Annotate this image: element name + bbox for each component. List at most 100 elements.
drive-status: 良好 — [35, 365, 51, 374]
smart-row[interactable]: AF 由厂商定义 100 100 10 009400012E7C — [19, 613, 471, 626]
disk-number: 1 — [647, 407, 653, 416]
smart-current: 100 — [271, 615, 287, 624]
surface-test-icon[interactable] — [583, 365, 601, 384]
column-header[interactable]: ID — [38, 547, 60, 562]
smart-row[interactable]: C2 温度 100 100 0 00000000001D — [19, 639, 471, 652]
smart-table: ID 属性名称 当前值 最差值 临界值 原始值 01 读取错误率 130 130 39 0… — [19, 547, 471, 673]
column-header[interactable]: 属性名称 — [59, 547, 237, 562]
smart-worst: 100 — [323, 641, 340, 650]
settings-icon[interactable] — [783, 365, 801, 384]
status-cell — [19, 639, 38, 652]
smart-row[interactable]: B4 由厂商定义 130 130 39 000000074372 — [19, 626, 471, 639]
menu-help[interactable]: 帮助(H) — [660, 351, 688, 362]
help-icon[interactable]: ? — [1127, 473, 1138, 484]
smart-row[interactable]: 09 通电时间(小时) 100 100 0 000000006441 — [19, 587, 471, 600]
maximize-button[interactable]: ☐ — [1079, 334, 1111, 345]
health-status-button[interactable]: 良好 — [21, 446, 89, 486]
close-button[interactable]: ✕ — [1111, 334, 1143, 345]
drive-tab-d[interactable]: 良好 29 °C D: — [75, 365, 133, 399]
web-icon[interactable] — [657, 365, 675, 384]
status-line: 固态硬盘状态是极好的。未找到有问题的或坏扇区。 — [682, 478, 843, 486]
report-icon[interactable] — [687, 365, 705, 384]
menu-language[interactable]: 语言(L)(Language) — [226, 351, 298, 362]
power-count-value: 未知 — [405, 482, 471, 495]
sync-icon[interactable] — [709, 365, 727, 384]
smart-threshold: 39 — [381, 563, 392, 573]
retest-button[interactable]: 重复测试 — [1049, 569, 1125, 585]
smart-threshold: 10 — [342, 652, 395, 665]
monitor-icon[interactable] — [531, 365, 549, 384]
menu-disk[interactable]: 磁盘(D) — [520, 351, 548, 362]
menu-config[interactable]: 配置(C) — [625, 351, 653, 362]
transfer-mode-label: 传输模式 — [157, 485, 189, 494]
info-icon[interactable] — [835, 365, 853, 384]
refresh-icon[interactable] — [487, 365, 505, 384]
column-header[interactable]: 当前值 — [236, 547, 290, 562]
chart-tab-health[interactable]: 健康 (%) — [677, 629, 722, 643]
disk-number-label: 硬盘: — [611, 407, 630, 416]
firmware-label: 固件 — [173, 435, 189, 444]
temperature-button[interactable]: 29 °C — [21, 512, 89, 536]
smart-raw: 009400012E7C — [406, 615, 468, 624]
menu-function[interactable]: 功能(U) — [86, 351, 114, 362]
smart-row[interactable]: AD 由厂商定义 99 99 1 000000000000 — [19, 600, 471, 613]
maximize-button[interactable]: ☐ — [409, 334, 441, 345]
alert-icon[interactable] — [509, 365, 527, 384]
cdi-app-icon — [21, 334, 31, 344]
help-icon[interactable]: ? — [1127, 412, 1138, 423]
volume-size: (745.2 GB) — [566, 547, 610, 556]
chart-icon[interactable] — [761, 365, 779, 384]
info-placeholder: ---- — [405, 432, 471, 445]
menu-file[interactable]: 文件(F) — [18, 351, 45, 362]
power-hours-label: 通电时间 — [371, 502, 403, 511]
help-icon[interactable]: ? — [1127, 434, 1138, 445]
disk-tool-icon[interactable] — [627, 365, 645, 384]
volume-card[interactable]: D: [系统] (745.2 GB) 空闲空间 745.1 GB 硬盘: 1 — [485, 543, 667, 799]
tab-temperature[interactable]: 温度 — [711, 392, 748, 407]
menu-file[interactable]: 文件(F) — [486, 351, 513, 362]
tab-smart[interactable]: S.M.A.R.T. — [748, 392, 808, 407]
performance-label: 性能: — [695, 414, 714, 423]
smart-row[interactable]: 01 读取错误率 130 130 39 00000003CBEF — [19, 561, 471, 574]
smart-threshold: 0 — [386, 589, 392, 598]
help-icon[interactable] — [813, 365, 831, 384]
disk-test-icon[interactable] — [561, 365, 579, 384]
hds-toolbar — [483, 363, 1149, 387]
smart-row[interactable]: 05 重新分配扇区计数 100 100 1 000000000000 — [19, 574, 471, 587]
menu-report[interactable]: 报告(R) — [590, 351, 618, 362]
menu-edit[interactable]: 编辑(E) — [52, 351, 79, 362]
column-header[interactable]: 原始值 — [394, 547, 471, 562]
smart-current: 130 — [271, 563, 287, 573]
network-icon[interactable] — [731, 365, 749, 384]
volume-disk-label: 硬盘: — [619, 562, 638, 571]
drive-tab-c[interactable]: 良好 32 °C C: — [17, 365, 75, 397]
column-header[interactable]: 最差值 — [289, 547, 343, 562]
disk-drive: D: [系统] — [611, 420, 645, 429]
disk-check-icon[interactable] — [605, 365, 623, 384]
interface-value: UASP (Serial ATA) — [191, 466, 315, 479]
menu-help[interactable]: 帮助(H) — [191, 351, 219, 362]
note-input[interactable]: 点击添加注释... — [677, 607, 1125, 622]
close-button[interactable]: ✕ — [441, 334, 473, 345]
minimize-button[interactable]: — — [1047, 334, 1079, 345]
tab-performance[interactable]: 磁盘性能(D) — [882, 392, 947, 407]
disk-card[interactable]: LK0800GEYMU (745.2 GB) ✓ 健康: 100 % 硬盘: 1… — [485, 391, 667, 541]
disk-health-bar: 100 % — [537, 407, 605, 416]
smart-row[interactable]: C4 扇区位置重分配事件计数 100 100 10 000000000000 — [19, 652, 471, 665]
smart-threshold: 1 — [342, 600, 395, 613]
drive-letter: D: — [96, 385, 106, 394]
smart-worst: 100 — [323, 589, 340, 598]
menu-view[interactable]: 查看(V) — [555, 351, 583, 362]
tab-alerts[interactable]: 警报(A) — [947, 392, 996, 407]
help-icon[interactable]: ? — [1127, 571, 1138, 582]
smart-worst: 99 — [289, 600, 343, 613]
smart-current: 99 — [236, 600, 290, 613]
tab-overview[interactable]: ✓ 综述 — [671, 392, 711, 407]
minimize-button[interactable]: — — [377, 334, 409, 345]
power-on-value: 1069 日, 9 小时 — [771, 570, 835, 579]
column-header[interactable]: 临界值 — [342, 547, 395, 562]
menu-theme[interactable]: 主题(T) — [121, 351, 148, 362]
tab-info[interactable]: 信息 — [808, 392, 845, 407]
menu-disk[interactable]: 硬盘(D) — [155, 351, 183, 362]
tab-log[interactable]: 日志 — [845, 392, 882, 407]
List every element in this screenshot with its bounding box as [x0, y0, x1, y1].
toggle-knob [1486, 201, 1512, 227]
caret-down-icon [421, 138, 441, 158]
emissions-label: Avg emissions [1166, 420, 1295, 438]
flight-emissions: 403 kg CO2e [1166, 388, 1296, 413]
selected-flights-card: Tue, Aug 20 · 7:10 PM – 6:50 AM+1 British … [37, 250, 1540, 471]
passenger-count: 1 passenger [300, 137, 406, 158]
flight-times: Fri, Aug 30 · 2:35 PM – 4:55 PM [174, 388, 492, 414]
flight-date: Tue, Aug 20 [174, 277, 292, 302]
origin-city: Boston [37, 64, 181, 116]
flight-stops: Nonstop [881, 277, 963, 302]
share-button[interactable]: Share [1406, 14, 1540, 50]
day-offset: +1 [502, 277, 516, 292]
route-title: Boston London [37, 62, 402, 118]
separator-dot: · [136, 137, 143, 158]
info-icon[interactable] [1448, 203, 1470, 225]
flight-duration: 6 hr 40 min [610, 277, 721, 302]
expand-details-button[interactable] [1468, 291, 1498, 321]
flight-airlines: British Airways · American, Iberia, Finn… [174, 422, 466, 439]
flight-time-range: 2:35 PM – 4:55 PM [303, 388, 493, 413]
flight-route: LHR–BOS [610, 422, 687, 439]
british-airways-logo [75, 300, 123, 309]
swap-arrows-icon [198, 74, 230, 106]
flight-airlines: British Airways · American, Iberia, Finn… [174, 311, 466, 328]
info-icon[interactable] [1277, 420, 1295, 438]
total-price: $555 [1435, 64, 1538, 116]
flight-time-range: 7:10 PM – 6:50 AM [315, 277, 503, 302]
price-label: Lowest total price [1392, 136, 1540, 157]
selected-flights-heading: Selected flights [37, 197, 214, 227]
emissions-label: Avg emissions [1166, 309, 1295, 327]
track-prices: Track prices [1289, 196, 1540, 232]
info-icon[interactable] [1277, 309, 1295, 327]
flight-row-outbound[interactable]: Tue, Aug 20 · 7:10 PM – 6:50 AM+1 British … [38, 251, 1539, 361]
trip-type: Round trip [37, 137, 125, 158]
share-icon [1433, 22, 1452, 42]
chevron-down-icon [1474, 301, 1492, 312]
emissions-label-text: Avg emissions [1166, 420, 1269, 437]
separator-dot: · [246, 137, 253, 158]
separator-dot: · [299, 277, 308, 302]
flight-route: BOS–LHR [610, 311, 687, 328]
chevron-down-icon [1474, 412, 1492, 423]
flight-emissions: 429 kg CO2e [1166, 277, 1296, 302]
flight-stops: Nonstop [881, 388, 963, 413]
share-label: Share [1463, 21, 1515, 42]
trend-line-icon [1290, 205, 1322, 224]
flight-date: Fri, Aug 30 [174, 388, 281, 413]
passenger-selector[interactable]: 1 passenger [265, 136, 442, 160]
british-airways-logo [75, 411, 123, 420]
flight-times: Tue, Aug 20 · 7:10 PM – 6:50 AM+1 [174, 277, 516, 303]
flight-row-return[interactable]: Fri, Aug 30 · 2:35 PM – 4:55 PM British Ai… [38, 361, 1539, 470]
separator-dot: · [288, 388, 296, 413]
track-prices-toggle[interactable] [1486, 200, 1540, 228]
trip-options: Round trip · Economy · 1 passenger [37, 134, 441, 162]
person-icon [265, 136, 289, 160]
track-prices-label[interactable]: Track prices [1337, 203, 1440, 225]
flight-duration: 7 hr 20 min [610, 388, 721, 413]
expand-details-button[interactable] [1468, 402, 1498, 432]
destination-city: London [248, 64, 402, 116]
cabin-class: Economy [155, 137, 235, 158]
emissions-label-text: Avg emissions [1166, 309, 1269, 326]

# PROBLEM
Format the lines as a numbered list, leaving out blank lines, starting with the first line and going on through the line with "maximize-button[interactable]: ☐ — [1079, 334, 1111, 345]".

# FINISHED ANSWER
1. Annotate this image: element name + bbox for each component. List at most 100 elements.
2. drive-status: 良好 — [35, 365, 51, 374]
3. smart-row[interactable]: AF 由厂商定义 100 100 10 009400012E7C — [19, 613, 471, 626]
4. disk-number: 1 — [647, 407, 653, 416]
5. smart-current: 100 — [271, 615, 287, 624]
6. surface-test-icon[interactable] — [583, 365, 601, 384]
7. column-header[interactable]: ID — [38, 547, 60, 562]
8. smart-row[interactable]: C2 温度 100 100 0 00000000001D — [19, 639, 471, 652]
9. smart-table: ID 属性名称 当前值 最差值 临界值 原始值 01 读取错误率 130 130 39 0… — [19, 547, 471, 673]
10. column-header[interactable]: 属性名称 — [59, 547, 237, 562]
11. smart-worst: 100 — [323, 641, 340, 650]
12. settings-icon[interactable] — [783, 365, 801, 384]
13. status-cell — [19, 639, 38, 652]
14. smart-row[interactable]: B4 由厂商定义 130 130 39 000000074372 — [19, 626, 471, 639]
15. menu-help[interactable]: 帮助(H) — [660, 351, 688, 362]
16. help-icon[interactable]: ? — [1127, 473, 1138, 484]
17. smart-row[interactable]: 09 通电时间(小时) 100 100 0 000000006441 — [19, 587, 471, 600]
18. maximize-button[interactable]: ☐ — [1079, 334, 1111, 345]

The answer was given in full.